- TO DO
Look through the listing below and give the number of lines that hold "this". Say nothing more.

Data entries for graphics
================================

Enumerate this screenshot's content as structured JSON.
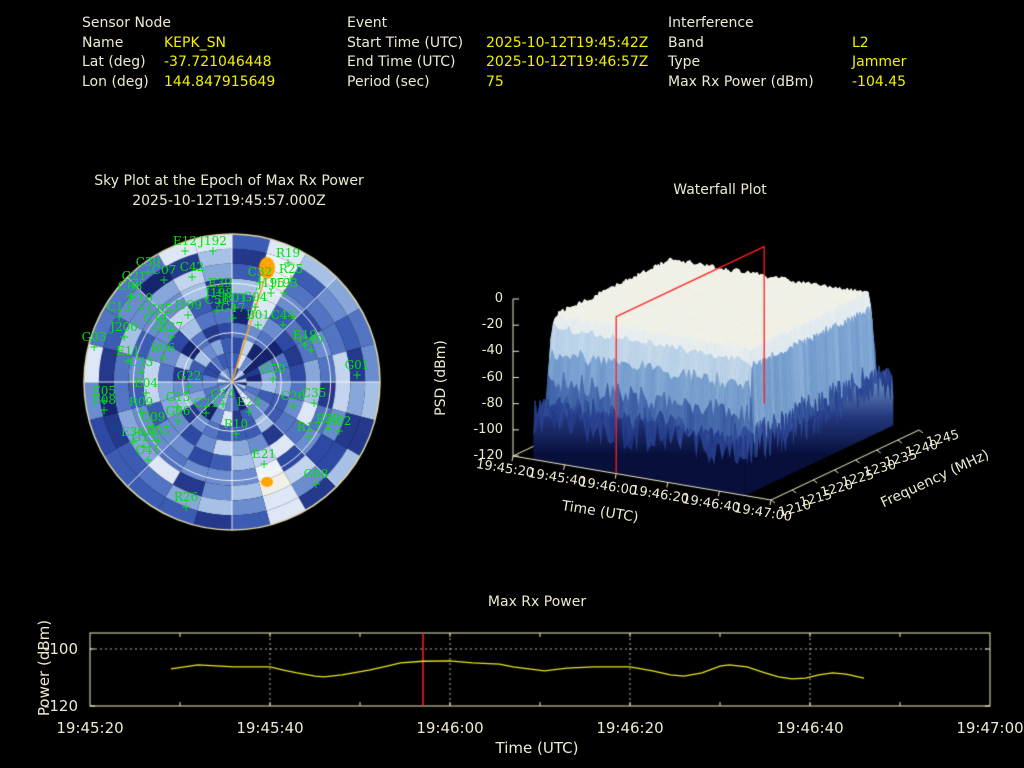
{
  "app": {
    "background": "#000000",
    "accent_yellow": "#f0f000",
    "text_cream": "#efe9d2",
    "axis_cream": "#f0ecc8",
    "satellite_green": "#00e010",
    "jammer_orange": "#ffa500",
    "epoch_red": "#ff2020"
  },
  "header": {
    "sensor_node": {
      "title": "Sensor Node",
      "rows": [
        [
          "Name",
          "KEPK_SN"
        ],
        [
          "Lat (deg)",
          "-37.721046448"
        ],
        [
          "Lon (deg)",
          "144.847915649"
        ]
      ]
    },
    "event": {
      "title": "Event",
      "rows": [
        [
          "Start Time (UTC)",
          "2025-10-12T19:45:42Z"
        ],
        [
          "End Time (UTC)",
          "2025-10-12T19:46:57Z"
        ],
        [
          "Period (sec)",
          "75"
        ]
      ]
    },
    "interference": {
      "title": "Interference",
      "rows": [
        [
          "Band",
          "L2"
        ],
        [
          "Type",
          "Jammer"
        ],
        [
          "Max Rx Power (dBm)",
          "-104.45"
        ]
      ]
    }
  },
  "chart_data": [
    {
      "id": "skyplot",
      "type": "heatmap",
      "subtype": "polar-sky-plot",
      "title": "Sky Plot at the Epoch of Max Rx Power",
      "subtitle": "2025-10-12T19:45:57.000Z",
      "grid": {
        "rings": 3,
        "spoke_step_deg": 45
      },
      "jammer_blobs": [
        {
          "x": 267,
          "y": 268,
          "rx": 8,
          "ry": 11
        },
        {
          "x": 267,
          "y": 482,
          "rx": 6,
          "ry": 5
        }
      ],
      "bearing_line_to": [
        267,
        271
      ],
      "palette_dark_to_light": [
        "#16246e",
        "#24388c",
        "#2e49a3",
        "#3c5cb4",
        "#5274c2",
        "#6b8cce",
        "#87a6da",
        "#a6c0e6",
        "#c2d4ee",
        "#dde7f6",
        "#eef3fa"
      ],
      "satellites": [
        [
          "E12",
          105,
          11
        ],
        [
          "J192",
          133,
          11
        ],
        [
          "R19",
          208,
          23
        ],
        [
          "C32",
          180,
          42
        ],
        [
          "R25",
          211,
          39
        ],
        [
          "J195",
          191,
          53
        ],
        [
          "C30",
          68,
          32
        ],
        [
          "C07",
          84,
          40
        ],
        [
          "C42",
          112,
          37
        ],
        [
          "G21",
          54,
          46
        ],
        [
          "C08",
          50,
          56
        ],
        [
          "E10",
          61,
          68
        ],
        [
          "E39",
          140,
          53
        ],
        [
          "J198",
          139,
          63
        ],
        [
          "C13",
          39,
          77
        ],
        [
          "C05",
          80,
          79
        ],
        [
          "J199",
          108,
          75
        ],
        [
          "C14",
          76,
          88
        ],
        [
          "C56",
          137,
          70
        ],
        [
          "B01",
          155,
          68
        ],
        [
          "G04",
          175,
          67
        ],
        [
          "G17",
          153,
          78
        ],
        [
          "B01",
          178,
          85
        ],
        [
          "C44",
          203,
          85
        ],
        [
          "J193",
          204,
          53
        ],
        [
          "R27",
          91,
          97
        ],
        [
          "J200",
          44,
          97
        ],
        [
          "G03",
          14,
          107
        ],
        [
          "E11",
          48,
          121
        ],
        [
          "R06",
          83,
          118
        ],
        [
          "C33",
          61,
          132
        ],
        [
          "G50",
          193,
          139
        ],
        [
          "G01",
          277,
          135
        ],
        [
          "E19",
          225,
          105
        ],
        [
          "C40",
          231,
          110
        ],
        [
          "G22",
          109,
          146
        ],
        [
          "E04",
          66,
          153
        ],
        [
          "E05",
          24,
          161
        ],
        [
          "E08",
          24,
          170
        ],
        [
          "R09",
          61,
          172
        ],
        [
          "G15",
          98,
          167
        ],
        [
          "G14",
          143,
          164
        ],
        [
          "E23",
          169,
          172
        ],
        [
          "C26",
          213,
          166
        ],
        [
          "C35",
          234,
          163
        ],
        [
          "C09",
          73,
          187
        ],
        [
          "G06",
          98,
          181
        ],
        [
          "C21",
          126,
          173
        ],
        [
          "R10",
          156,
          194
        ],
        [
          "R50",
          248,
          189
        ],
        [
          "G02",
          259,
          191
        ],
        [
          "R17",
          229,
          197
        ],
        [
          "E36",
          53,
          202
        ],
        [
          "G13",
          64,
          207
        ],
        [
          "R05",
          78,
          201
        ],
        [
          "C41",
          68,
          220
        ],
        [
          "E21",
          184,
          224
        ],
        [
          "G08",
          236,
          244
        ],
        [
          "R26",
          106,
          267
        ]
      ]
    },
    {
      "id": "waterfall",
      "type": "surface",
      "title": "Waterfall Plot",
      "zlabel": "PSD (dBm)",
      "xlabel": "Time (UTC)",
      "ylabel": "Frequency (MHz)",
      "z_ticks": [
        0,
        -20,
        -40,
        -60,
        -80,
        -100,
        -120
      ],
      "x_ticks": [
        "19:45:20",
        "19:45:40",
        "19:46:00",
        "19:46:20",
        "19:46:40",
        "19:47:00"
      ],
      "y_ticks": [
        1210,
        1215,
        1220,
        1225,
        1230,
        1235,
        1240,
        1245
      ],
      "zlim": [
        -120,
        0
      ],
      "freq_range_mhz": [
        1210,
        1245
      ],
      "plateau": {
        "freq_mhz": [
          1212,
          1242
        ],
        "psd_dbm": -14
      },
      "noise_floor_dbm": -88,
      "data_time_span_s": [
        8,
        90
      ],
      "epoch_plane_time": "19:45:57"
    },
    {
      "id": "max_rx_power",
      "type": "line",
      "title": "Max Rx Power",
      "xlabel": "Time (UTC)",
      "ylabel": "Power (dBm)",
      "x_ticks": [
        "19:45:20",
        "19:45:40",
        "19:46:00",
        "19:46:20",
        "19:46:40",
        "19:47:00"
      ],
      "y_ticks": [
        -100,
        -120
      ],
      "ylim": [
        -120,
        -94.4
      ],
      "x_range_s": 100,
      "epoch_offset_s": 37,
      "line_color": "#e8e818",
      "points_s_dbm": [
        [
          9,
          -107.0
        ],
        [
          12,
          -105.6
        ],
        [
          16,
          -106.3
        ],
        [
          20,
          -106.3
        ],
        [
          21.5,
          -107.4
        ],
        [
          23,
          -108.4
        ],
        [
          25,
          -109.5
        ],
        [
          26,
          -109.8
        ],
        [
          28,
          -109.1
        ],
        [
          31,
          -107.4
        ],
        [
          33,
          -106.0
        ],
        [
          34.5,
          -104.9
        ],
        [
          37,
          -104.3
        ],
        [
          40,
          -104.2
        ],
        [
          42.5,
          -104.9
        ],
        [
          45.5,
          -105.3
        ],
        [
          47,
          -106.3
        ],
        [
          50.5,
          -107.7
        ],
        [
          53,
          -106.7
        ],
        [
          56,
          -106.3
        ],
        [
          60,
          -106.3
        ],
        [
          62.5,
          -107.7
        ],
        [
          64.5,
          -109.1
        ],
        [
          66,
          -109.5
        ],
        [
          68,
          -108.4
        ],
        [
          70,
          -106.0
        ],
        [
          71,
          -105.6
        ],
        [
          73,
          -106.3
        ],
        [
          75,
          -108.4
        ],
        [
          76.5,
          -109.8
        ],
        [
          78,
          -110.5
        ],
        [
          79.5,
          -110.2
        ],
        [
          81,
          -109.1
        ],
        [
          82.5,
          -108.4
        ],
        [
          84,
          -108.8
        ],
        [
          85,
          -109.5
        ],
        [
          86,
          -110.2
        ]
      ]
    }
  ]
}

================================

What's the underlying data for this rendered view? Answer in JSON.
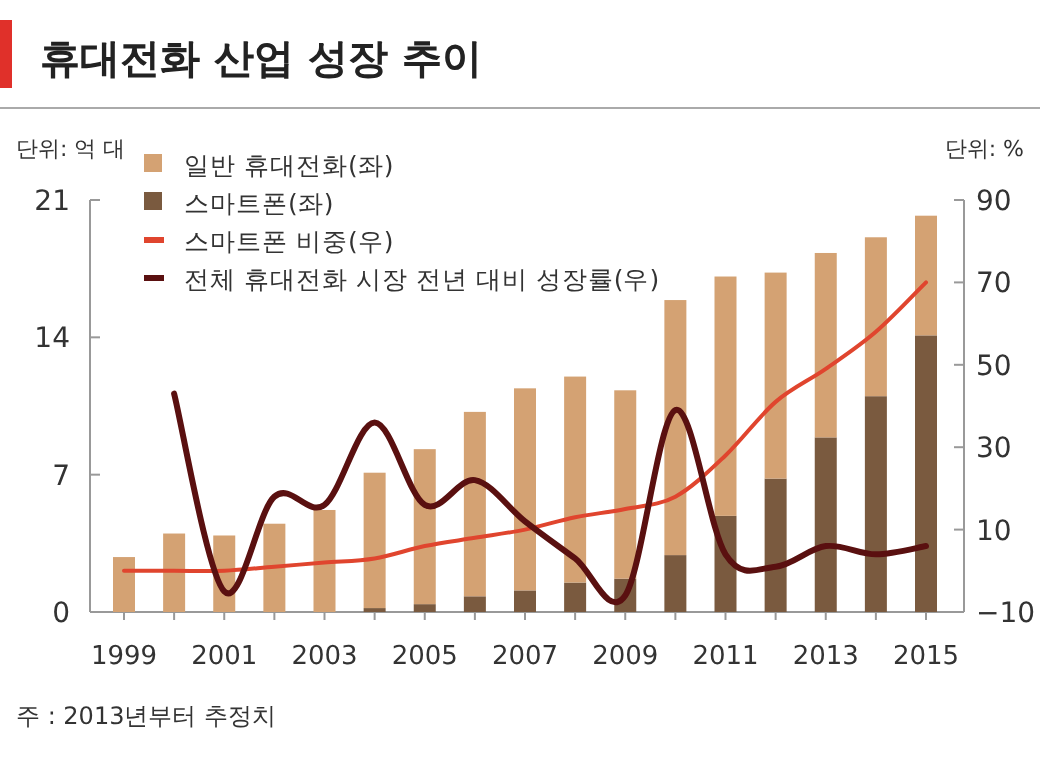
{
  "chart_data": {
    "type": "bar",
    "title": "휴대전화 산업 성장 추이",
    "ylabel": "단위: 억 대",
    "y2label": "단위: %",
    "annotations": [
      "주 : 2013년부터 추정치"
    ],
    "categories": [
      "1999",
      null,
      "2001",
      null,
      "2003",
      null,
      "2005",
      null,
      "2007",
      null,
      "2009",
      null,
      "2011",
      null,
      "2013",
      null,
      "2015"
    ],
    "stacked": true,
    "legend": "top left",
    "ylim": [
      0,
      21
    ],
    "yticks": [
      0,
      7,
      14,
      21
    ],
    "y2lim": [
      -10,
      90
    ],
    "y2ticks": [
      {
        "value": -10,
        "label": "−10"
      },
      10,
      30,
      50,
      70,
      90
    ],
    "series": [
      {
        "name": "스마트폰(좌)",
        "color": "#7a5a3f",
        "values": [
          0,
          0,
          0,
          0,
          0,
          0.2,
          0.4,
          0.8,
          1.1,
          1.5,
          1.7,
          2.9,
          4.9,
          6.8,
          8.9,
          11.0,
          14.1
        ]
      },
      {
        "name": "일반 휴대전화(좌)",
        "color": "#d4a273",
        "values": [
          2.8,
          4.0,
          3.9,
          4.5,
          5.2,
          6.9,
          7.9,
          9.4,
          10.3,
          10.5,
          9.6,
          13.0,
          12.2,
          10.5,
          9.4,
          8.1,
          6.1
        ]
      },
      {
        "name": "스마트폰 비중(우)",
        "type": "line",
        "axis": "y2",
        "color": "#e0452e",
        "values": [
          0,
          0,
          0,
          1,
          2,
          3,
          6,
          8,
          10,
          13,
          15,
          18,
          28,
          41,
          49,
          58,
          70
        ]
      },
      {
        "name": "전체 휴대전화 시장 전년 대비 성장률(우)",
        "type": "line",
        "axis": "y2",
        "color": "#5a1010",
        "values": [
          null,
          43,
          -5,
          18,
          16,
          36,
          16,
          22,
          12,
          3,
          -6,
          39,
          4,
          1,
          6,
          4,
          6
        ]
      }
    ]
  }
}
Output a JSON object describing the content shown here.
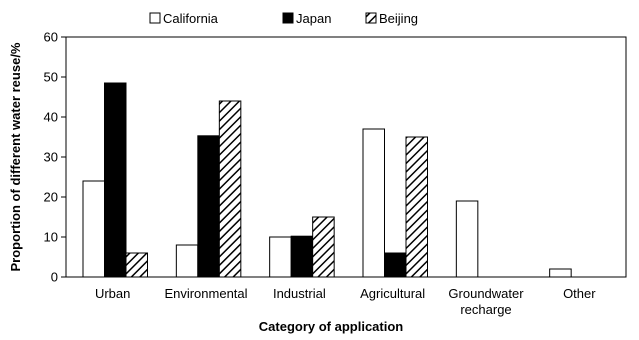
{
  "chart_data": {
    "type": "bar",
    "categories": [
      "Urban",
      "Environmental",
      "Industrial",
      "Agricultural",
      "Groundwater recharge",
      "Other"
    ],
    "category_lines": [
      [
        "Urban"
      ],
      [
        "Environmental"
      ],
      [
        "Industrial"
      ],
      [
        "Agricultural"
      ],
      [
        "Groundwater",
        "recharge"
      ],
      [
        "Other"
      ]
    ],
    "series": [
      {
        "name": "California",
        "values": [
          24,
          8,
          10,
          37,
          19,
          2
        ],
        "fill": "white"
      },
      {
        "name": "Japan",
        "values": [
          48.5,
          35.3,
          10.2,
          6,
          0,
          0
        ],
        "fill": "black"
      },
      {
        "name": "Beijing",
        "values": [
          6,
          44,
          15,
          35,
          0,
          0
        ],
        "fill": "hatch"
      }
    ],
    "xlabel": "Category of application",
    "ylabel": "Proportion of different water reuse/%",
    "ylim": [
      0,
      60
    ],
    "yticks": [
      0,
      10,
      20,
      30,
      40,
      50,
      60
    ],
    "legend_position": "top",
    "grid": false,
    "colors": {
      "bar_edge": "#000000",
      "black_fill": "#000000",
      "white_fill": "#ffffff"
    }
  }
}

================================

- WRITTEN REPLY
2